Lift out each line of the data that holds "ВІЗА".

■ Stored records:
------------------------------------------------------------
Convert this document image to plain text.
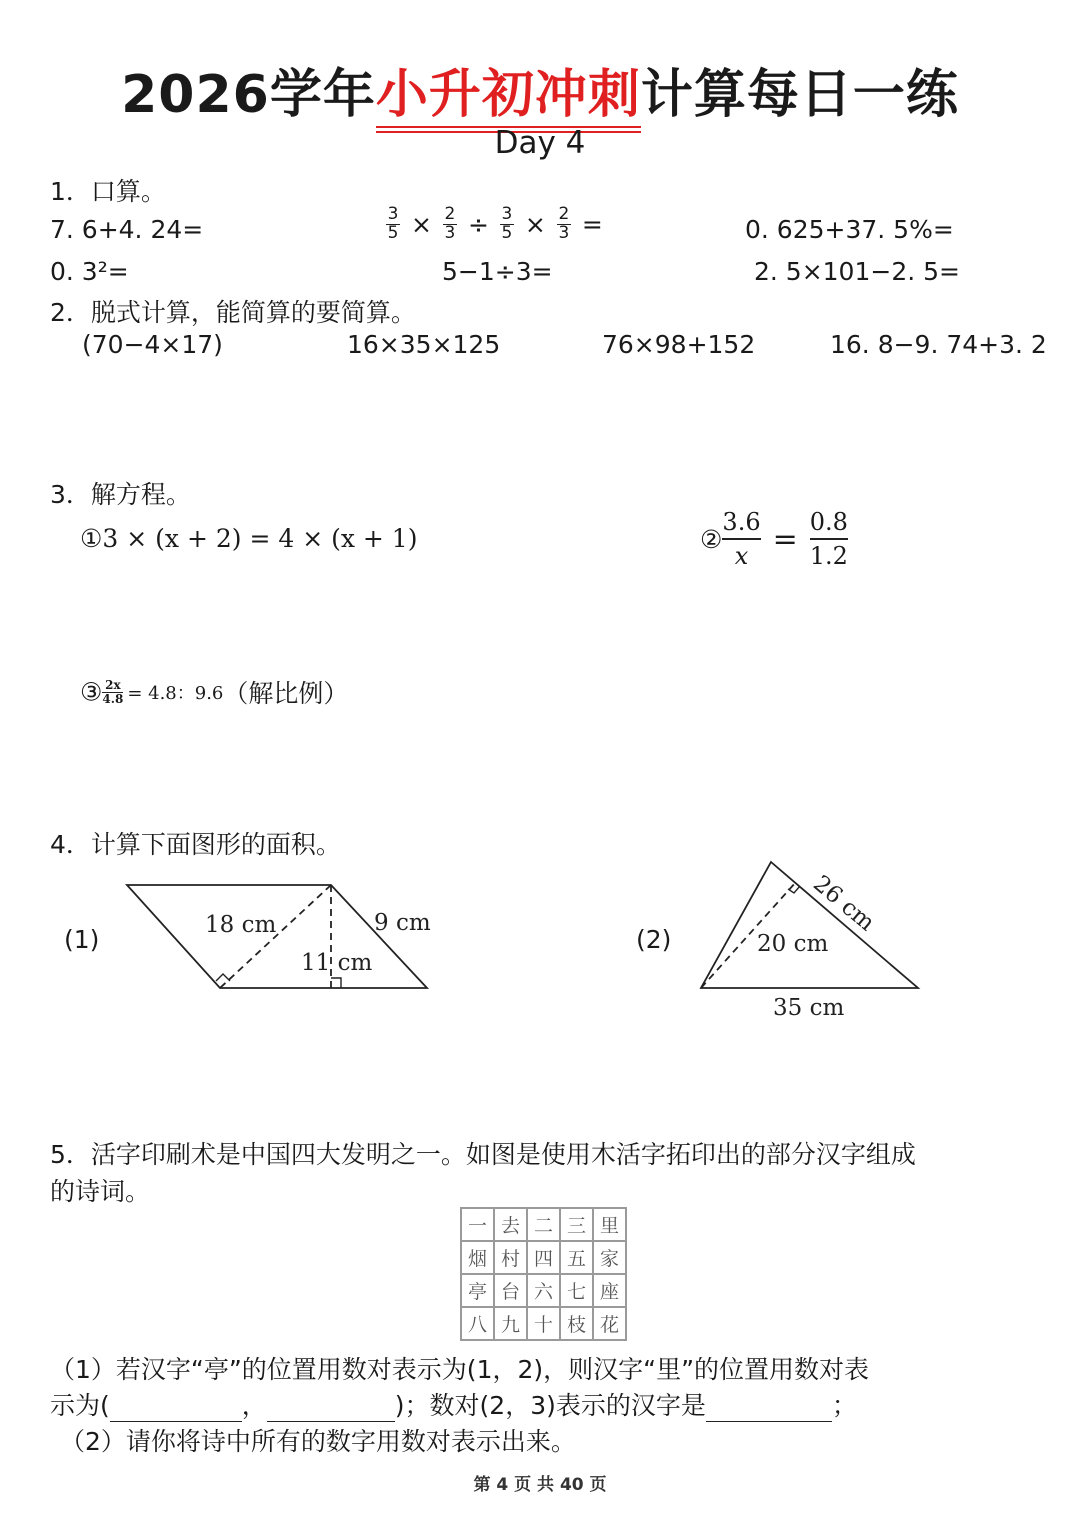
2026学年小升初冲刺计算每日一练
Day 4
1．口算。
7. 6+4. 24=	$\frac{3}{5} \times \frac{2}{3} \div \frac{3}{5} \times \frac{2}{3}$ =	0. 625+37. 5%=
0. 3²=	5−1÷3=	2. 5×101−2. 5=
2．脱式计算，能简算的要简算。
(70−4×17)	16×35×125	76×98+152	16. 8−9. 74+3. 2
3．解方程。
①3 × (x + 2) = 4 × (x + 1)	② $\frac{3.6}{x} = \frac{0.8}{1.2}$
③ $\frac{2x}{4.8} = 4.8$：9.6（解比例）
4．计算下面图形的面积。
(1)	(2)
18 cm	9 cm
11 cm
26 cm
20 cm
35 cm
5．活字印刷术是中国四大发明之一。如图是使用木活字拓印出的部分汉字组成
的诗词。
一	去	二	三	里
烟	村	四	五	家
亭	台	六	七	座
八	九	十	枝	花
（1）若汉字“亭”的位置用数对表示为(1，2)，则汉字“里”的位置用数对表
示为(	，	)；数对(2，3)表示的汉字是	；
（2）请你将诗中所有的数字用数对表示出来。
第 4 页 共 40 页
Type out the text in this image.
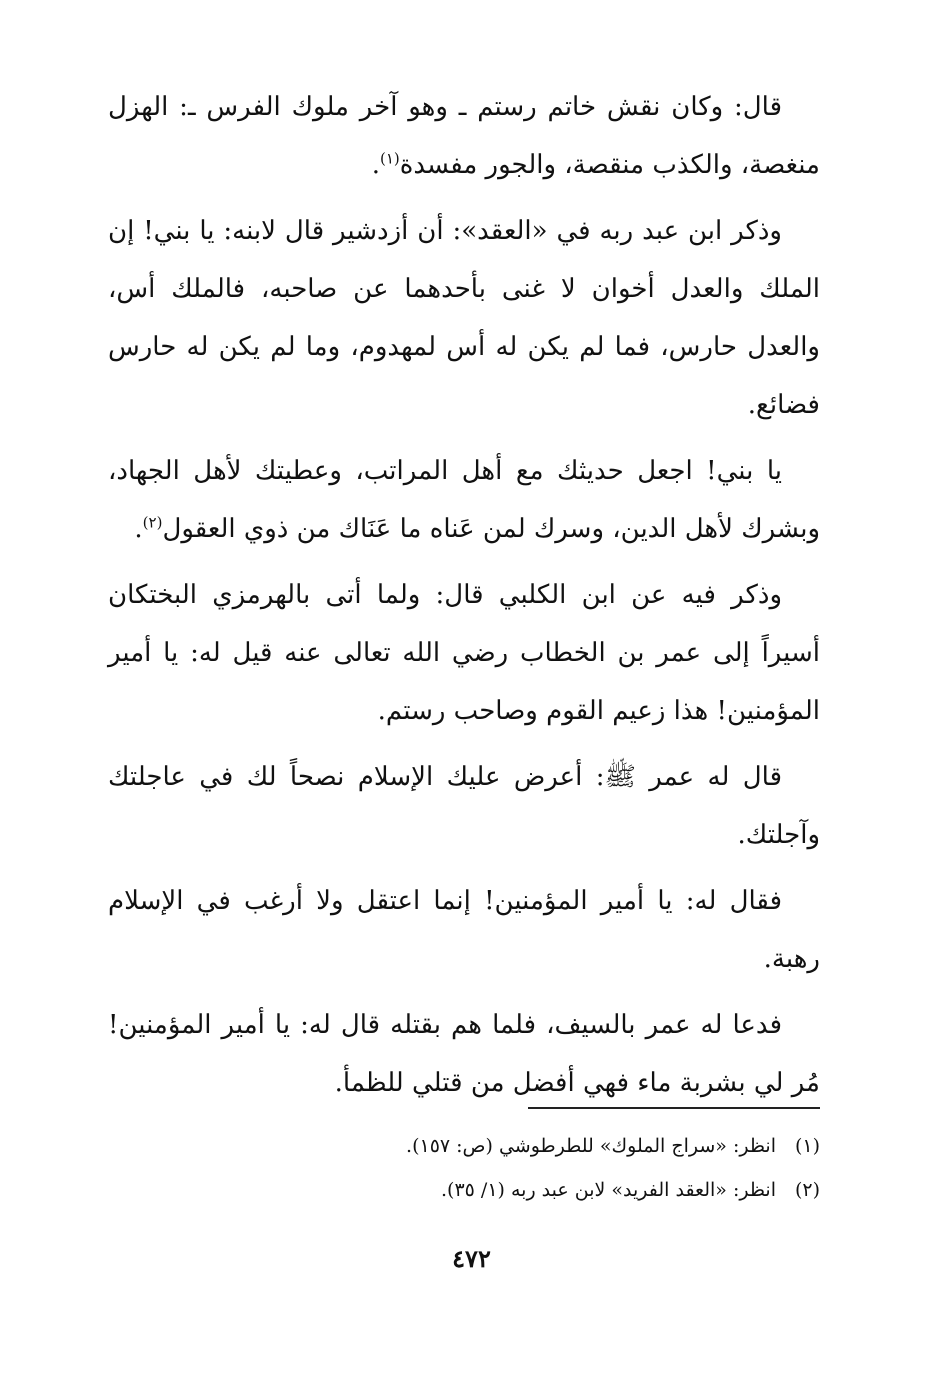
قال: وكان نقش خاتم رستم ـ وهو آخر ملوك الفرس ـ: الهزل منغصة، والكذب منقصة، والجور مفسدة$^{(١)}$.

وذكر ابن عبد ربه في «العقد»: أن أزدشير قال لابنه: يا بني! إن الملك والعدل أخوان لا غنى بأحدهما عن صاحبه، فالملك أس، والعدل حارس، فما لم يكن له أس لمهدوم، وما لم يكن له حارس فضائع.

يا بني! اجعل حديثك مع أهل المراتب، وعطيتك لأهل الجهاد، وبشرك لأهل الدين، وسرك لمن عَناه ما عَنَاك من ذوي العقول$^{(٢)}$.

وذكر فيه عن ابن الكلبي قال: ولما أتى بالهرمزي البختكان أسيراً إلى عمر بن الخطاب رضي الله تعالى عنه قيل له: يا أمير المؤمنين! هذا زعيم القوم وصاحب رستم.

قال له عمر ﷺ: أعرض عليك الإسلام نصحاً لك في عاجلتك وآجلتك.

فقال له: يا أمير المؤمنين! إنما اعتقل ولا أرغب في الإسلام رهبة.

فدعا له عمر بالسيف، فلما هم بقتله قال له: يا أمير المؤمنين! مُر لي بشربة ماء فهي أفضل من قتلي للظمأ.

(١)انظر: «سراج الملوك» للطرطوشي (ص: ١٥٧).

(٢)انظر: «العقد الفريد» لابن عبد ربه (١/ ٣٥).

٤٧٢
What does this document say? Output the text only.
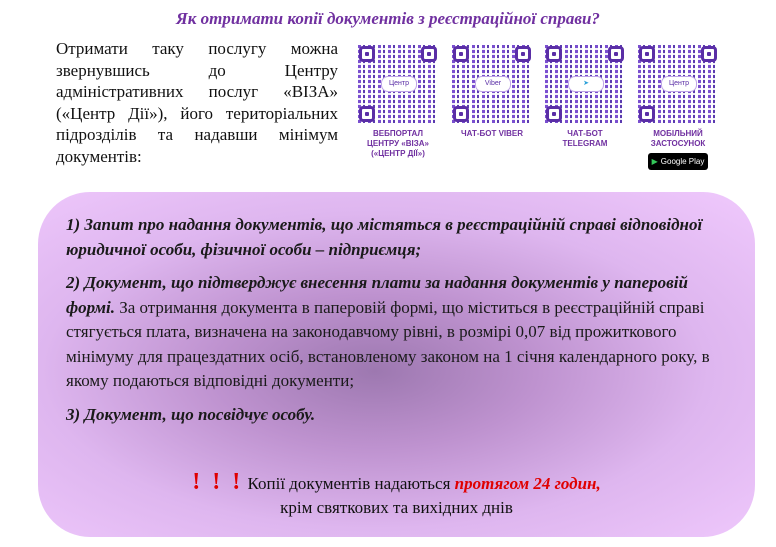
Як отримати копії документів з реєстраційної справи?
Отримати таку послугу можна звернувшись до Центру адміністративних послуг «ВІЗА» («Центр Дії»), його територіальних підрозділів та надавши мінімум документів:
Центр
ВЕБПОРТАЛ ЦЕНТРУ «ВІЗА» («ЦЕНТР ДІЇ»)
Viber
ЧАТ-БОТ VIBER
➤
ЧАТ-БОТ TELEGRAM
Центр
МОБІЛЬНИЙ ЗАСТОСУНОК
▶ Google Play

1) Запит про надання документів, що містяться в реєстраційній справі відповідної юридичної особи, фізичної особи – підприємця;

2) Документ, що підтверджує внесення плати за надання документів у паперовій формі. За отримання документа в паперовій формі, що міститься в реєстраційній справі стягується плата, визначена на законодавчому рівні, в розмірі 0,07 від прожиткового мінімуму для працездатних осіб, встановленому законом на 1 січня календарного року, в якому подаються відповідні документи;

3) Документ, що посвідчує особу.

! ! ! Копії документів надаються протягом 24 годин,
крім святкових та вихідних днів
------------------------------------------------------------
■ Full output:
Отримати таку послугу можна звернувшись до Центру адміністративних послуг «ВІЗА» («Центр Дії»), його територіальних підрозділів та надавши мінімум документів:
ВЕБПОРТАЛ ЦЕНТРУ «ВІЗА» («ЦЕНТР ДІЇ»)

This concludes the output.